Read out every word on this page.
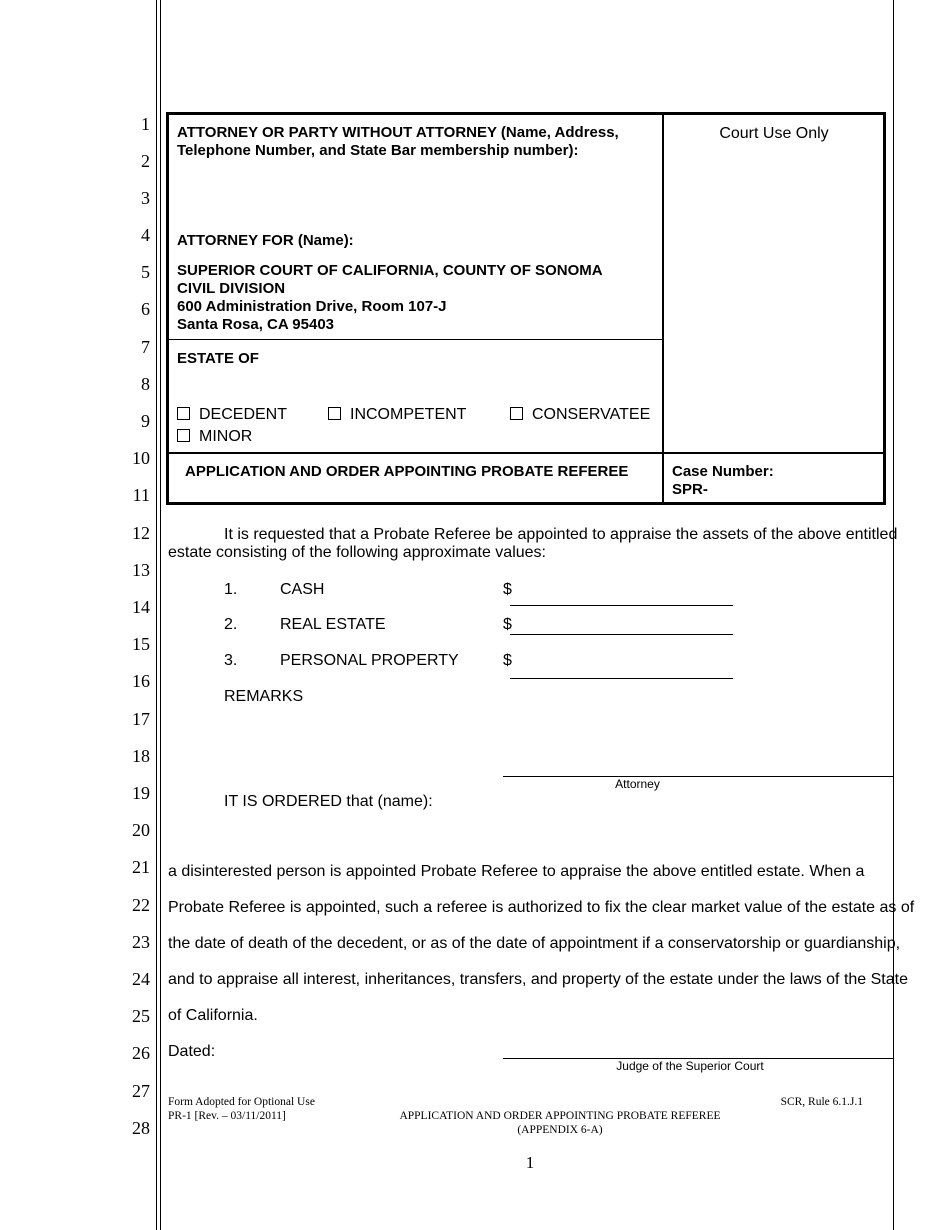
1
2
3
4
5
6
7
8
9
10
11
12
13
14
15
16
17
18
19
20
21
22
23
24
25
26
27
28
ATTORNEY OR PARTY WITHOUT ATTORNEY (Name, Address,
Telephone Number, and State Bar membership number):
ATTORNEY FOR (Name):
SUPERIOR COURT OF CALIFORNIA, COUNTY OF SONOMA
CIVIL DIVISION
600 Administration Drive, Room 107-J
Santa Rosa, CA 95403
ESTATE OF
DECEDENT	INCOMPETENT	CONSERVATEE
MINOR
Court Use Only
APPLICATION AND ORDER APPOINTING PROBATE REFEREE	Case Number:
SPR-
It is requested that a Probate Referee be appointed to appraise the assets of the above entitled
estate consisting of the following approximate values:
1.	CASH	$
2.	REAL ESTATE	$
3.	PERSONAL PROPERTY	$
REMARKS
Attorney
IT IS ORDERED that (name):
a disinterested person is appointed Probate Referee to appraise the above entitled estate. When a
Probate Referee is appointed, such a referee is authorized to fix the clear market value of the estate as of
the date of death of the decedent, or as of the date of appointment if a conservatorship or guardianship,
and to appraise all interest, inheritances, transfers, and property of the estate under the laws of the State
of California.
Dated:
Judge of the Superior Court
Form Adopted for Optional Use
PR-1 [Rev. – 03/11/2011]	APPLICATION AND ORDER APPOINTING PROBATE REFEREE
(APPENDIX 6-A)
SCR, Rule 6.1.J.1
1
*-*-*
**Do this**
Write out all the entries word for word, but skip any images.

**Solution to this problem**
Read out every word on this page.
1
2
3
4
5
6
7
8
9
10
11
12
13
14
15
16
17
18
19
20
21
22
23
24
25
26
27
28
ATTORNEY OR PARTY WITHOUT ATTORNEY (Name, Address,
Telephone Number, and State Bar membership number):
ATTORNEY FOR (Name):
SUPERIOR COURT OF CALIFORNIA, COUNTY OF SONOMA
CIVIL DIVISION
600 Administration Drive, Room 107-J
Santa Rosa, CA 95403
ESTATE OF
DECEDENT	INCOMPETENT	CONSERVATEE
MINOR
Court Use Only
APPLICATION AND ORDER APPOINTING PROBATE REFEREE	Case Number:
SPR-
It is requested that a Probate Referee be appointed to appraise the assets of the above entitled
estate consisting of the following approximate values:
1.	CASH	$
2.	REAL ESTATE	$
3.	PERSONAL PROPERTY	$
REMARKS
Attorney
IT IS ORDERED that (name):
a disinterested person is appointed Probate Referee to appraise the above entitled estate. When a
Probate Referee is appointed, such a referee is authorized to fix the clear market value of the estate as of
the date of death of the decedent, or as of the date of appointment if a conservatorship or guardianship,
and to appraise all interest, inheritances, transfers, and property of the estate under the laws of the State
of California.
Dated:
Judge of the Superior Court
Form Adopted for Optional Use
PR-1 [Rev. – 03/11/2011]	APPLICATION AND ORDER APPOINTING PROBATE REFEREE
(APPENDIX 6-A)
SCR, Rule 6.1.J.1
1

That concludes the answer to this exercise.